Give the data below again, word for word.
____________________
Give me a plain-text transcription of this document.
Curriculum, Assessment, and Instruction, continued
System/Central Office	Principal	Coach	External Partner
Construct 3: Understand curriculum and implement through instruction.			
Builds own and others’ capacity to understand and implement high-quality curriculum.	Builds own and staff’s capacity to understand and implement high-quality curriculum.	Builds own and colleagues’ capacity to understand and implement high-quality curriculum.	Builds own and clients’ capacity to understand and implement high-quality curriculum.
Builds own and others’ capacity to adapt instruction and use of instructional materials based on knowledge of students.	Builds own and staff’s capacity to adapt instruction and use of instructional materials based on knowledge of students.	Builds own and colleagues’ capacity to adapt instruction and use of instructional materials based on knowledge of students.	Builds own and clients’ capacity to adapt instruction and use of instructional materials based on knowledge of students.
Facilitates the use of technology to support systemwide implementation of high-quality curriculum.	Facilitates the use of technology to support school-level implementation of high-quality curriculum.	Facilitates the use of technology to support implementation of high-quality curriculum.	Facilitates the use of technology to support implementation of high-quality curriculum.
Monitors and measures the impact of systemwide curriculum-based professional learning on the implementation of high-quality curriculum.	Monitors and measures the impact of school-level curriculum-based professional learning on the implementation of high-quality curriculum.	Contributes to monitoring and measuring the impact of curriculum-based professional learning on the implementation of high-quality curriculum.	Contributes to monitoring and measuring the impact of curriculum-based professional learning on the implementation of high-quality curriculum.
____________________
§ Correct result:
Give me a plain-text transcription of this document.
Curriculum, Assessment, and Instruction, continued
System/Central Office	Principal	Coach	External Partner
Construct 3: Understand curriculum and implement through instruction.			
Builds own and others’ capacity to understand and implement high-quality curriculum.	Builds own and staff’s capacity to understand and implement high-quality curriculum.	Builds own and colleagues’ capacity to understand and implement high-quality curriculum.	Builds own and clients’ capacity to understand and implement high-quality curriculum.
Builds own and others’ capacity to adapt instruction and use of instructional materials based on knowledge of students.	Builds own and staff’s capacity to adapt instruction and use of instructional materials based on knowledge of students.	Builds own and colleagues’ capacity to adapt instruction and use of instructional materials based on knowledge of students.	Builds own and clients’ capacity to adapt instruction and use of instructional materials based on knowledge of students.
Facilitates the use of technology to support systemwide implementation of high-quality curriculum.	Facilitates the use of technology to support school-level implementation of high-quality curriculum.	Facilitates the use of technology to support implementation of high-quality curriculum.	Facilitates the use of technology to support implementation of high-quality curriculum.
Monitors and measures the impact of systemwide curriculum-based professional learning on the implementation of high-quality curriculum.	Monitors and measures the impact of school-level curriculum-based professional learning on the implementation of high-quality curriculum.	Contributes to monitoring and measuring the impact of curriculum-based professional learning on the implementation of high-quality curriculum.	Contributes to monitoring and measuring the impact of curriculum-based professional learning on the implementation of high-quality curriculum.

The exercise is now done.